((
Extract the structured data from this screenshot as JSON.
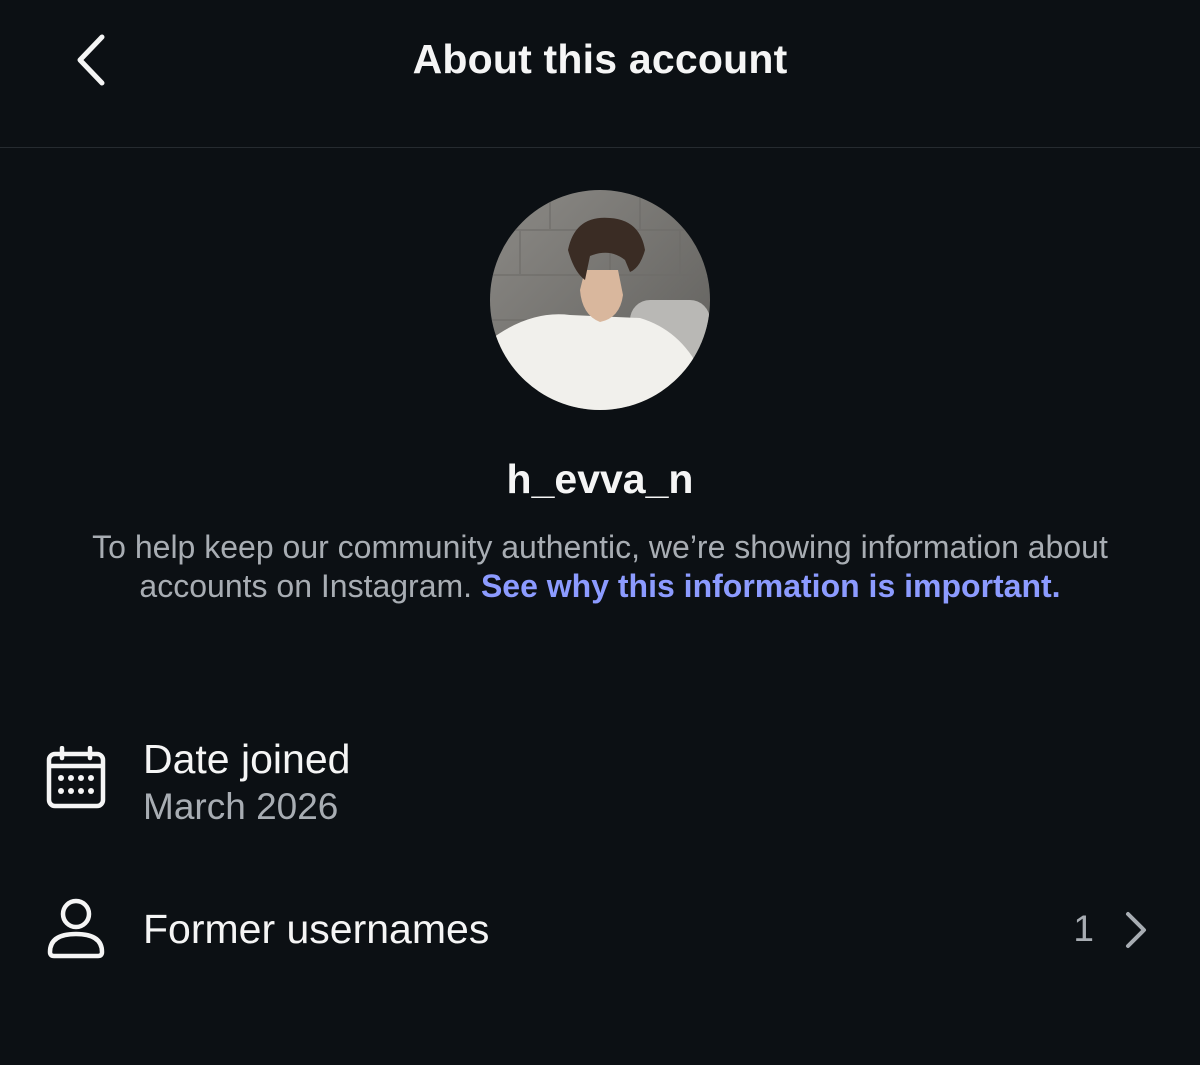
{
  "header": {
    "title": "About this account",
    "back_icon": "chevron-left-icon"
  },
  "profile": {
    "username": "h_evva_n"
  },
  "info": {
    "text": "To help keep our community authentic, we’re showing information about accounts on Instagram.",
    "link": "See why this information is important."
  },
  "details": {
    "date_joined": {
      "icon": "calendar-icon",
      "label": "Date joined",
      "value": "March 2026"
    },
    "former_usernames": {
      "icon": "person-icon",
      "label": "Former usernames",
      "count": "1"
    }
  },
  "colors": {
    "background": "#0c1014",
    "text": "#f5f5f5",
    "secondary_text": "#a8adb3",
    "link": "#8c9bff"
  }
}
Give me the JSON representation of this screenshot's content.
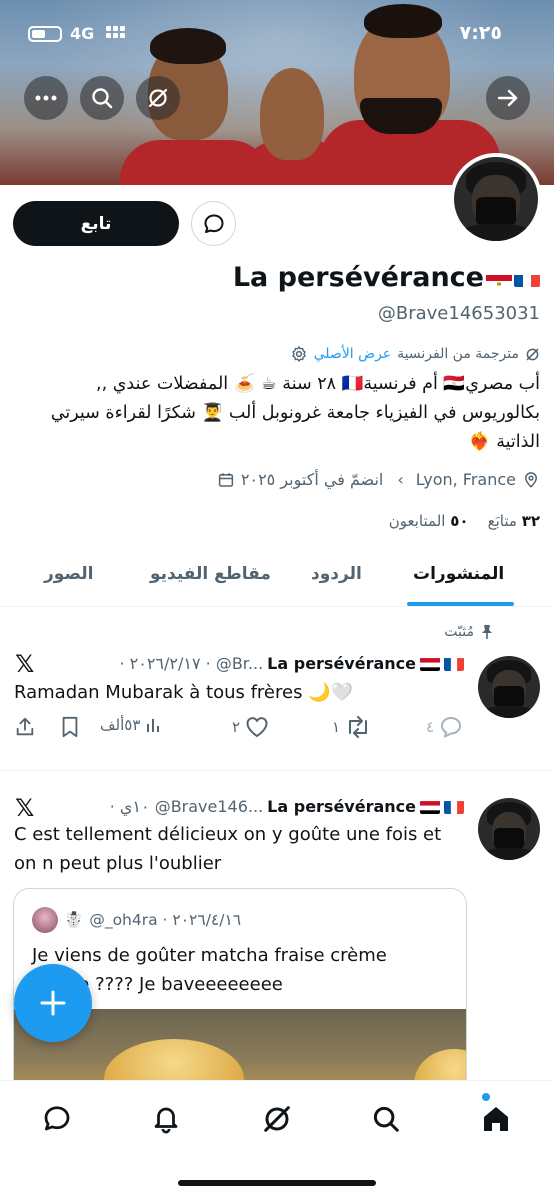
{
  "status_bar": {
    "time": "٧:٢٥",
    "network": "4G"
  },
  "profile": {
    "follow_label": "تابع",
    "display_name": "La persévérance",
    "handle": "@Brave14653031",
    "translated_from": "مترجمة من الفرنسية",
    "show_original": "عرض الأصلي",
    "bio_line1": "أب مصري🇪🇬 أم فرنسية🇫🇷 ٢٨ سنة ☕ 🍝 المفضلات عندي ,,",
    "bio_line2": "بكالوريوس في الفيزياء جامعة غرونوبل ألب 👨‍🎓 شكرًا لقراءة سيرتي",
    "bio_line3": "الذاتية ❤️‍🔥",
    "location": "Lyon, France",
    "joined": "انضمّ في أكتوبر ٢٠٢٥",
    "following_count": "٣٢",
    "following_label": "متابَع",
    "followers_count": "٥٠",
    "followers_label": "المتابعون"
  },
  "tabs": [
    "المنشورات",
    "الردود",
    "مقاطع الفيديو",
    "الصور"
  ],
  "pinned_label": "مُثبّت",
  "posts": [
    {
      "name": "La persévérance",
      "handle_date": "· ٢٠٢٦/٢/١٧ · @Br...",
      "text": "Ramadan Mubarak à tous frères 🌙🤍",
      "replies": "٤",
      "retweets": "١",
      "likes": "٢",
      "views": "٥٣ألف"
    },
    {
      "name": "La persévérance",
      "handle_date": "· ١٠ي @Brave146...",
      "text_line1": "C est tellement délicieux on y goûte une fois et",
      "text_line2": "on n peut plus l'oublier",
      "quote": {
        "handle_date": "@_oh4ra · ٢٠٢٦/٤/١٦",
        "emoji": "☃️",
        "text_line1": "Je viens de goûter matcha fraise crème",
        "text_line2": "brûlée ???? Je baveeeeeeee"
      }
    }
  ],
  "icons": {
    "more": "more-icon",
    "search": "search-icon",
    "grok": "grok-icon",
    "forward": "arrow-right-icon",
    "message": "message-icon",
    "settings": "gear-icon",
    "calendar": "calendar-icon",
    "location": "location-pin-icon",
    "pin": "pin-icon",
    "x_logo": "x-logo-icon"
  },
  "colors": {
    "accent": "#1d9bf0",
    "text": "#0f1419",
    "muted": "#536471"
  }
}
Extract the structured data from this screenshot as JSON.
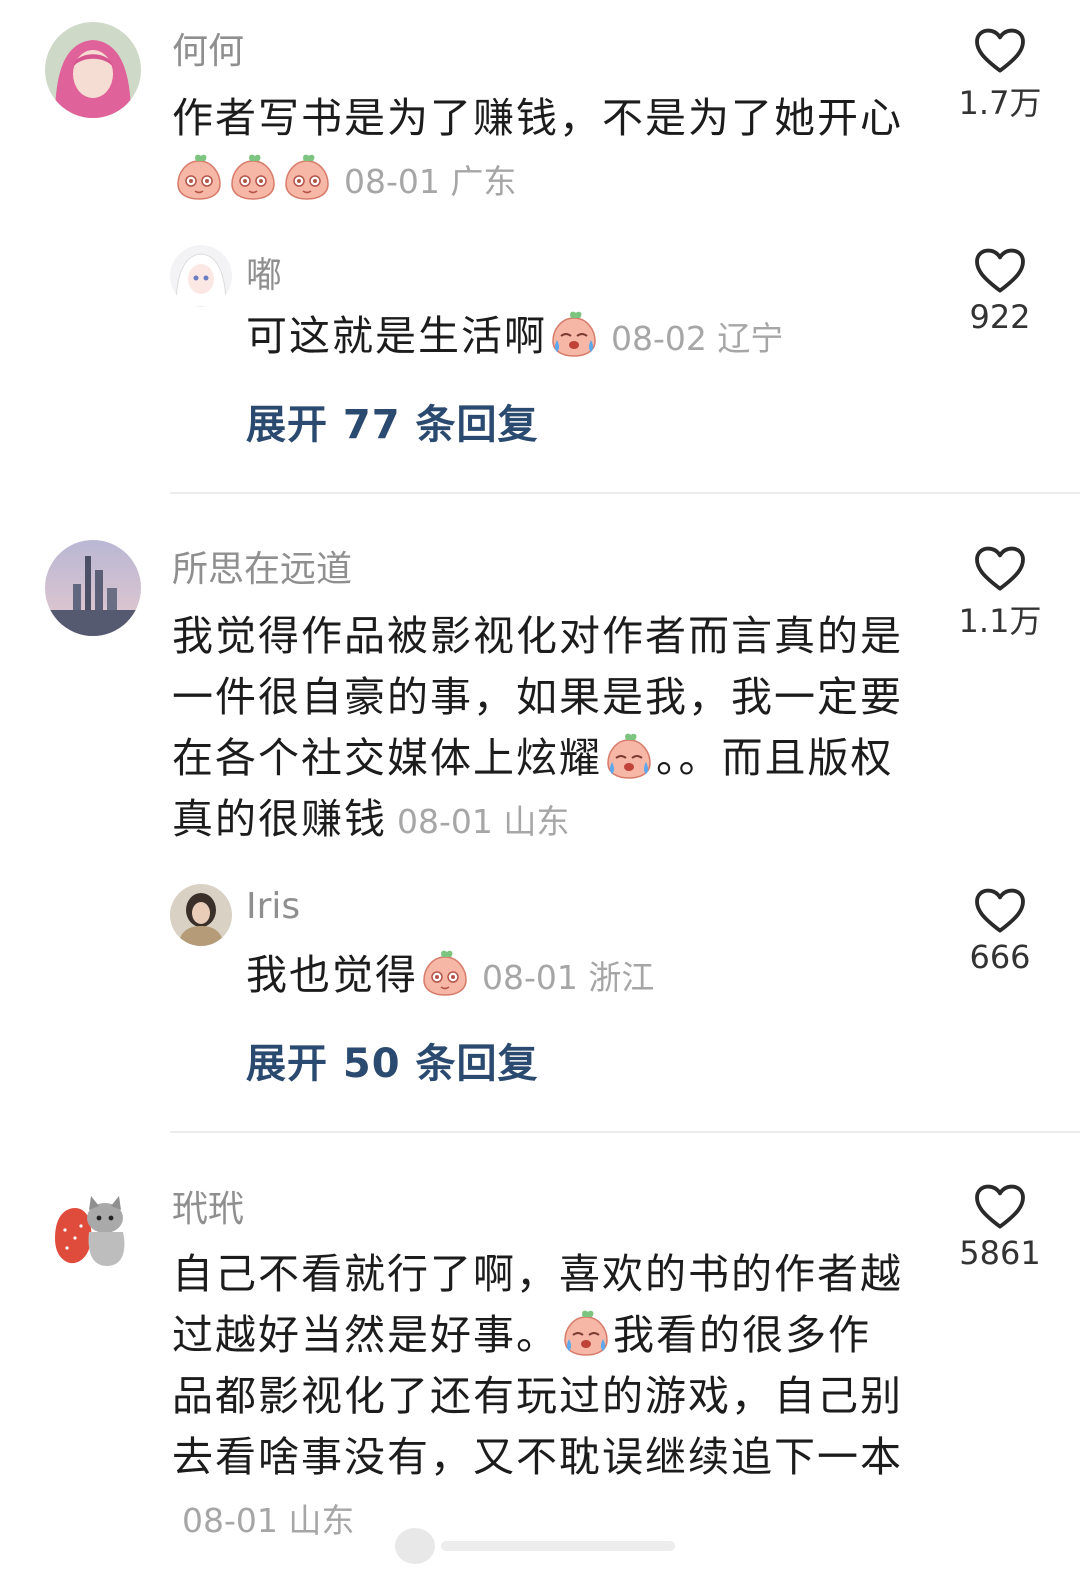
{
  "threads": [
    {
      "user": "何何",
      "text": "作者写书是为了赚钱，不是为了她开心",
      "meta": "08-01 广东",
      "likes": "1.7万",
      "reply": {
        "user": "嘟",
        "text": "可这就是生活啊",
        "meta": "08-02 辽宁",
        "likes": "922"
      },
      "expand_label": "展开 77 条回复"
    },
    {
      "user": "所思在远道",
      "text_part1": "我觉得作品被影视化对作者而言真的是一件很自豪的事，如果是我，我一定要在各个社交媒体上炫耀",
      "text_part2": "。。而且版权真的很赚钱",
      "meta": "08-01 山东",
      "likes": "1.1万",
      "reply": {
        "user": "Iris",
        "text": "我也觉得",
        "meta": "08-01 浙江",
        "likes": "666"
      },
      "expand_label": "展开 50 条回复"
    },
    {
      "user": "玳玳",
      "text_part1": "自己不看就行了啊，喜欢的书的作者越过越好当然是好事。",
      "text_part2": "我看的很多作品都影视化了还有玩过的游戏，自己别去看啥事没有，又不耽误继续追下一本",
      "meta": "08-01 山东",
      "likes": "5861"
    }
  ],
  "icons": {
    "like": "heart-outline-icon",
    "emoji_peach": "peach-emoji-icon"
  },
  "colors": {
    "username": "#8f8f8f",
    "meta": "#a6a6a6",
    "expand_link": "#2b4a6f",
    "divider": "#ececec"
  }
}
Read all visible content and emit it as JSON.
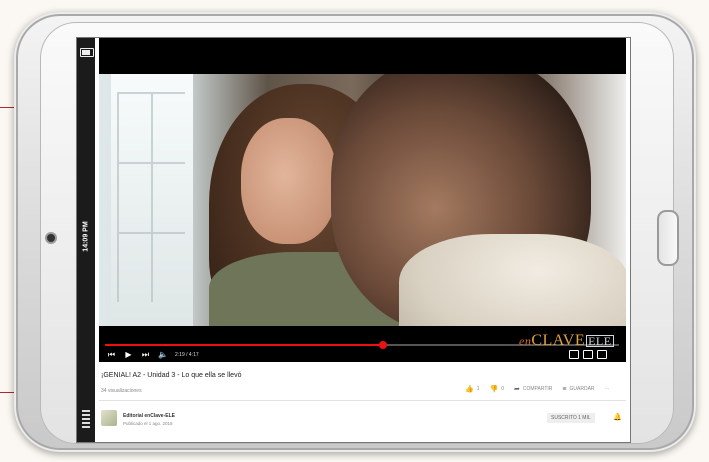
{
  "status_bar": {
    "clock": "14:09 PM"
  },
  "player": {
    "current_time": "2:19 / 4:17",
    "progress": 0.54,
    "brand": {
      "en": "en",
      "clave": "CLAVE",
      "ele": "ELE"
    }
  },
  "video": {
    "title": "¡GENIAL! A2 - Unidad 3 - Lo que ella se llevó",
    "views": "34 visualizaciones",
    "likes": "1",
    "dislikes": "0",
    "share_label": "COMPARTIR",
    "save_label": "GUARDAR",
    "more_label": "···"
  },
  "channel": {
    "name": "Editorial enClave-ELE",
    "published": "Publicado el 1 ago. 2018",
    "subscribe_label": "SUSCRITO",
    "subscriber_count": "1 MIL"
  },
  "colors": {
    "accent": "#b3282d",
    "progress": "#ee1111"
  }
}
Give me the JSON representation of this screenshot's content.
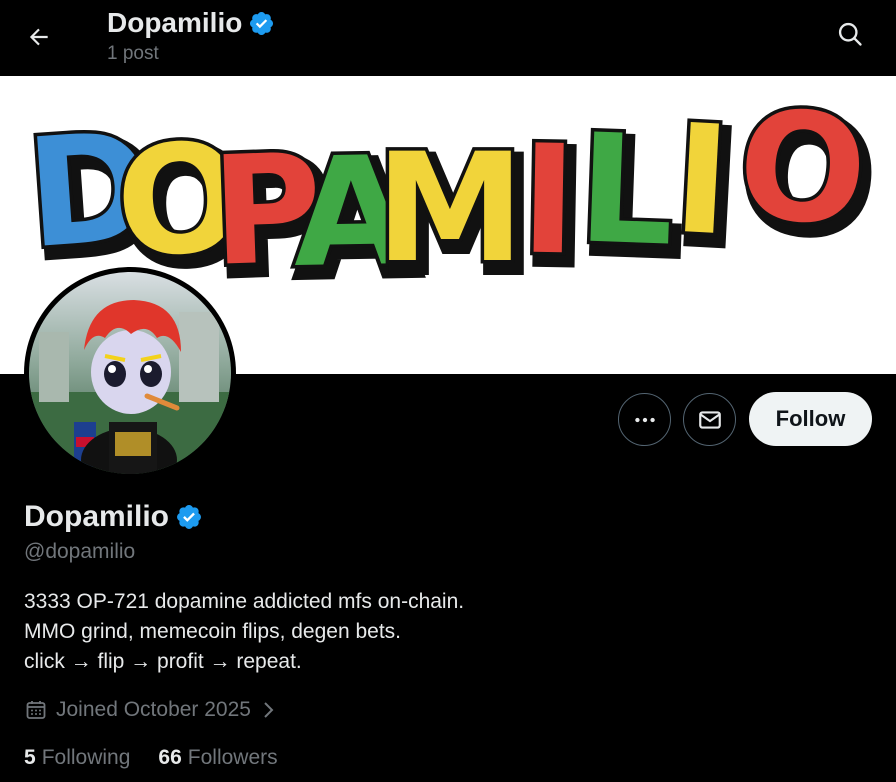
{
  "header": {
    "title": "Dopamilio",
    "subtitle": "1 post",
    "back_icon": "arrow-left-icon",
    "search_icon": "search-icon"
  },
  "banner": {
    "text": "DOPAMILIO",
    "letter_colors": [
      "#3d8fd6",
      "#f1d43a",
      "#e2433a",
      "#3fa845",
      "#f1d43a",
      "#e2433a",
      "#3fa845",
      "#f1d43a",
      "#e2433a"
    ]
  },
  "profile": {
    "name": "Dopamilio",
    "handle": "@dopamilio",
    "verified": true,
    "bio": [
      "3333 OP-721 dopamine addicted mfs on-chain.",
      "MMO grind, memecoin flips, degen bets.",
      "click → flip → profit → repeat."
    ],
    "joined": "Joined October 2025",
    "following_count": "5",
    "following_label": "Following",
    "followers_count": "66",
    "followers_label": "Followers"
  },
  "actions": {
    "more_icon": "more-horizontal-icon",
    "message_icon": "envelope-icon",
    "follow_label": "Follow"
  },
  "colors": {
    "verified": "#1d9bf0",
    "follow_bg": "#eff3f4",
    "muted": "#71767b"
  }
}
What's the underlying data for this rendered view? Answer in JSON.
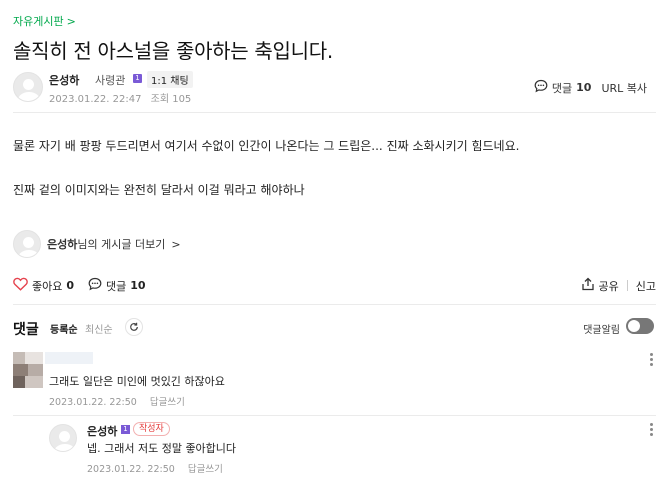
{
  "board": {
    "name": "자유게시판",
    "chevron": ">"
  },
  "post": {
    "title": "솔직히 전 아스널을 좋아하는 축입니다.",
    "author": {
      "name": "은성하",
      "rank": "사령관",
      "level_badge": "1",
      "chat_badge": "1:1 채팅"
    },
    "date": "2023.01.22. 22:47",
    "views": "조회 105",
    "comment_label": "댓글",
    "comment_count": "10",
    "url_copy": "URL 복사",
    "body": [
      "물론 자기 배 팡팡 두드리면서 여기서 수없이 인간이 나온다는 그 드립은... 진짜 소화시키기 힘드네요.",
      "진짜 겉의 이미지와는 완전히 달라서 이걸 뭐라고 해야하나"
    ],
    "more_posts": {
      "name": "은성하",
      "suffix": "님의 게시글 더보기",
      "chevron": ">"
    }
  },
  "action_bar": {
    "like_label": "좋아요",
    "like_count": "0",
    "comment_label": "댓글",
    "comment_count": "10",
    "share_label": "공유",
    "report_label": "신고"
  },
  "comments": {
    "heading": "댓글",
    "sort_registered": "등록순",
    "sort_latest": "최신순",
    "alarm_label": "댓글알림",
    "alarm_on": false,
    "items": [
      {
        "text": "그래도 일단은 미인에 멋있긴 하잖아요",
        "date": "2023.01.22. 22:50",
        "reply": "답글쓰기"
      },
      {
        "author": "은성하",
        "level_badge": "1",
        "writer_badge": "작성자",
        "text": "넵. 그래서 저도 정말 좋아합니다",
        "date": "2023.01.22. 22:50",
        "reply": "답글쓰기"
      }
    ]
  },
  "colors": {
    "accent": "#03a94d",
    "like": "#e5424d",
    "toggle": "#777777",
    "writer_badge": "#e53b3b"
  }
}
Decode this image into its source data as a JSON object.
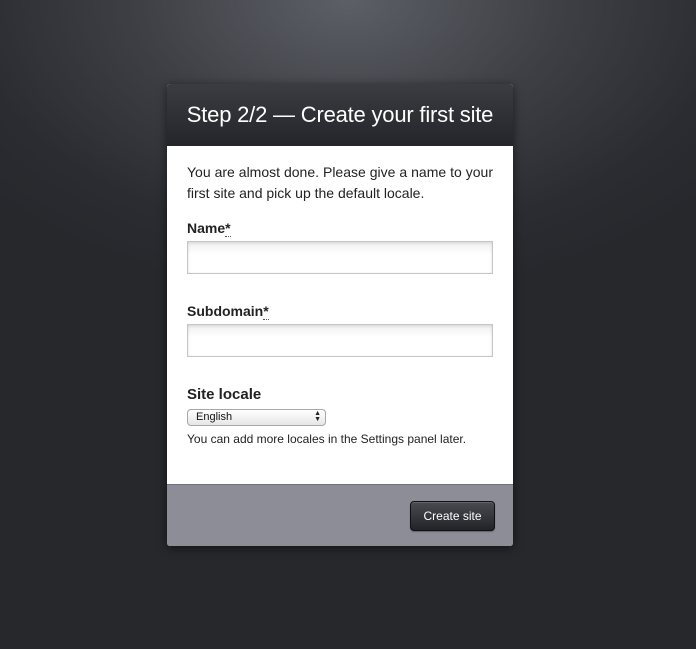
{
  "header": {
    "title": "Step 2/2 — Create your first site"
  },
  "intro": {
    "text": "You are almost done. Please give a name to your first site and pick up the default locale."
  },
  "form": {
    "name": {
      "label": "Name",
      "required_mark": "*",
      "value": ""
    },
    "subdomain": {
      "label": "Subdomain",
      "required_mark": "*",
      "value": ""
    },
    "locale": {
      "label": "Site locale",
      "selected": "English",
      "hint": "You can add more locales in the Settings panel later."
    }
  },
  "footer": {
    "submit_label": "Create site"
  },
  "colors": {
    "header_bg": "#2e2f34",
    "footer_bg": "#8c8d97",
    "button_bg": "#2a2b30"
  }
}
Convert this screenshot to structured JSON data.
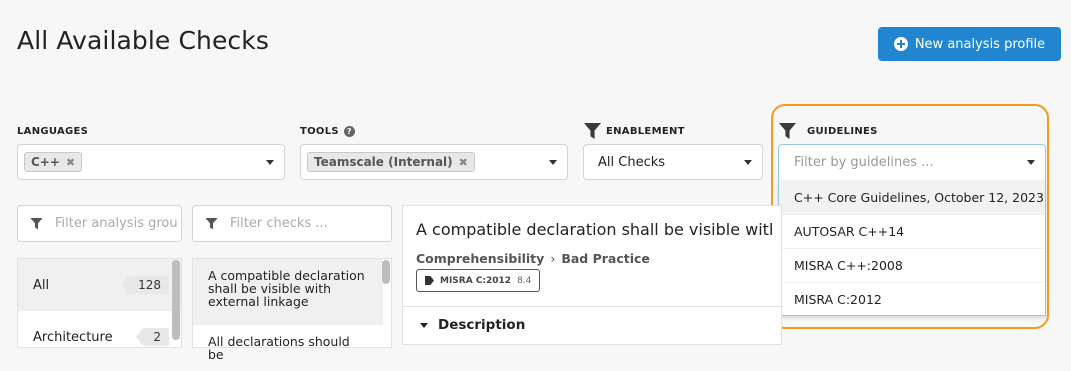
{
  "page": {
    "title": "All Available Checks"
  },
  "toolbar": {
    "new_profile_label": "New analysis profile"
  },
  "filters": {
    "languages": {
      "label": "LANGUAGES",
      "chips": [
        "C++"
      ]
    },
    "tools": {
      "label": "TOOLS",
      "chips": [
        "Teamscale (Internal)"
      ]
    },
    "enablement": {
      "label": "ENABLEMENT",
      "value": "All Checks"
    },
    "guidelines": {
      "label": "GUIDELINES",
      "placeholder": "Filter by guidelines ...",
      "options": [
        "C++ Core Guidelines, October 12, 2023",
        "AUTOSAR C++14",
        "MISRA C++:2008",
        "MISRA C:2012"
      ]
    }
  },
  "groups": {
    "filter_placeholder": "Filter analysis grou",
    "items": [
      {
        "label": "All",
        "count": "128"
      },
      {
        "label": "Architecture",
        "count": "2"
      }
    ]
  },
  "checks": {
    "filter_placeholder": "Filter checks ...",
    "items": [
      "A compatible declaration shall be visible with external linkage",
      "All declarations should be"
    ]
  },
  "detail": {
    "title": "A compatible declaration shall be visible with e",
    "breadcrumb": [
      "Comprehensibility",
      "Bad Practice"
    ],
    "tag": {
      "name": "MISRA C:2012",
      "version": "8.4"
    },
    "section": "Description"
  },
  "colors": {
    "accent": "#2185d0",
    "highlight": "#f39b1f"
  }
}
))
*Written request*: Determine how many of the lines above hold the word "left", and output that number by itself.

*Response to the task*: 2